** Start of Dataset entries **

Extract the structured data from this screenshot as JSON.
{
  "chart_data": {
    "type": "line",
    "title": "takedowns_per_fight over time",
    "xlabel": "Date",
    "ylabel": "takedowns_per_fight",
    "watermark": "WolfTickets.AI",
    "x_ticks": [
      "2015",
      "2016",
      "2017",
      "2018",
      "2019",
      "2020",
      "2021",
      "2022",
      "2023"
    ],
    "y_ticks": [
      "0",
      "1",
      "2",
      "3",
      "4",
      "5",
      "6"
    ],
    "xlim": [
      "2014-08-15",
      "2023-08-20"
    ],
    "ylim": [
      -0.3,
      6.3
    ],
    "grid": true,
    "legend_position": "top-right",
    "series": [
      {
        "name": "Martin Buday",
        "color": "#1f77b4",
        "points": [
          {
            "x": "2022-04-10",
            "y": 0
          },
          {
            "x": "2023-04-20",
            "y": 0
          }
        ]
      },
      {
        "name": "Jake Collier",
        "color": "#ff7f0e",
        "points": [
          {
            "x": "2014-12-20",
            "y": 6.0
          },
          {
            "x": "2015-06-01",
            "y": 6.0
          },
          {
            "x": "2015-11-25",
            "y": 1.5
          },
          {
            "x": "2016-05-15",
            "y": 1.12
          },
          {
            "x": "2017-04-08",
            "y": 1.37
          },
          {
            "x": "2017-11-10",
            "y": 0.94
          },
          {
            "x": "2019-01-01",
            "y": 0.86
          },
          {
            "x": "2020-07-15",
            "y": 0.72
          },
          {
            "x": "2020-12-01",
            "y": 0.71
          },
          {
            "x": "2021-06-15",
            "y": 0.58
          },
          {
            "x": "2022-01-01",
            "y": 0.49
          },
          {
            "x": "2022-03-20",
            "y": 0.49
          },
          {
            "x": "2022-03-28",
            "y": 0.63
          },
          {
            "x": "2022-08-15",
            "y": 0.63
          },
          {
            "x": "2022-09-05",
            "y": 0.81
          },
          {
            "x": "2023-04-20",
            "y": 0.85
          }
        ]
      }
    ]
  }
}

** End of Dataset entries **

**What the exercise asks**
Write only the number of lines in the data above that include "name".

**Finished answer**
2